Look below and pull out each line with the word "icon".

§ Data records
──────────────────────────────

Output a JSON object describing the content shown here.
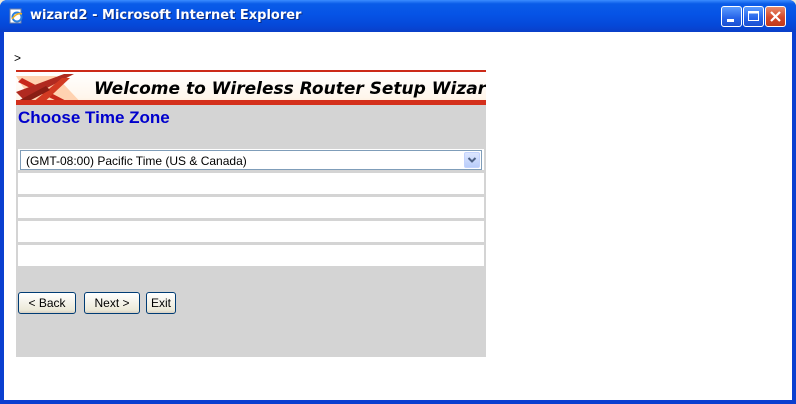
{
  "window": {
    "title": "wizard2 - Microsoft Internet Explorer",
    "icon": "ie-page-icon"
  },
  "page": {
    "stray_text": ">",
    "banner_title": "Welcome to Wireless Router Setup Wizard",
    "section_title": "Choose Time Zone",
    "timezone": {
      "selected": "(GMT-08:00) Pacific Time (US & Canada)"
    },
    "buttons": {
      "back": "< Back",
      "next": "Next >",
      "exit": "Exit"
    }
  },
  "colors": {
    "titlebar": "#0653e6",
    "panel": "#d4d4d4",
    "heading": "#0000cc",
    "banner_red": "#d4301c"
  }
}
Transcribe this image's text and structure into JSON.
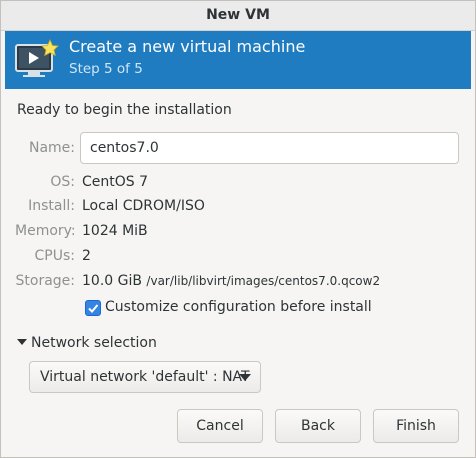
{
  "window": {
    "title": "New VM"
  },
  "header": {
    "title": "Create a new virtual machine",
    "step": "Step 5 of 5",
    "icon": "computer-with-star-icon"
  },
  "summary": {
    "heading": "Ready to begin the installation",
    "name_label": "Name:",
    "name_value": "centos7.0",
    "os_label": "OS:",
    "os_value": "CentOS 7",
    "install_label": "Install:",
    "install_value": "Local CDROM/ISO",
    "memory_label": "Memory:",
    "memory_value": "1024 MiB",
    "cpus_label": "CPUs:",
    "cpus_value": "2",
    "storage_label": "Storage:",
    "storage_size": "10.0 GiB",
    "storage_path": "/var/lib/libvirt/images/centos7.0.qcow2"
  },
  "customize": {
    "label": "Customize configuration before install",
    "checked": true
  },
  "network": {
    "expander_label": "Network selection",
    "expanded": true,
    "selected": "Virtual network 'default' : NAT"
  },
  "buttons": {
    "cancel": "Cancel",
    "back": "Back",
    "finish": "Finish"
  },
  "colors": {
    "header_bg": "#1f7cc1",
    "checkbox_accent": "#3584e4"
  }
}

──────────────────────────────

§ Answer
    "icon": "ie-page-icon"
    "icon": "computer-with-star-icon"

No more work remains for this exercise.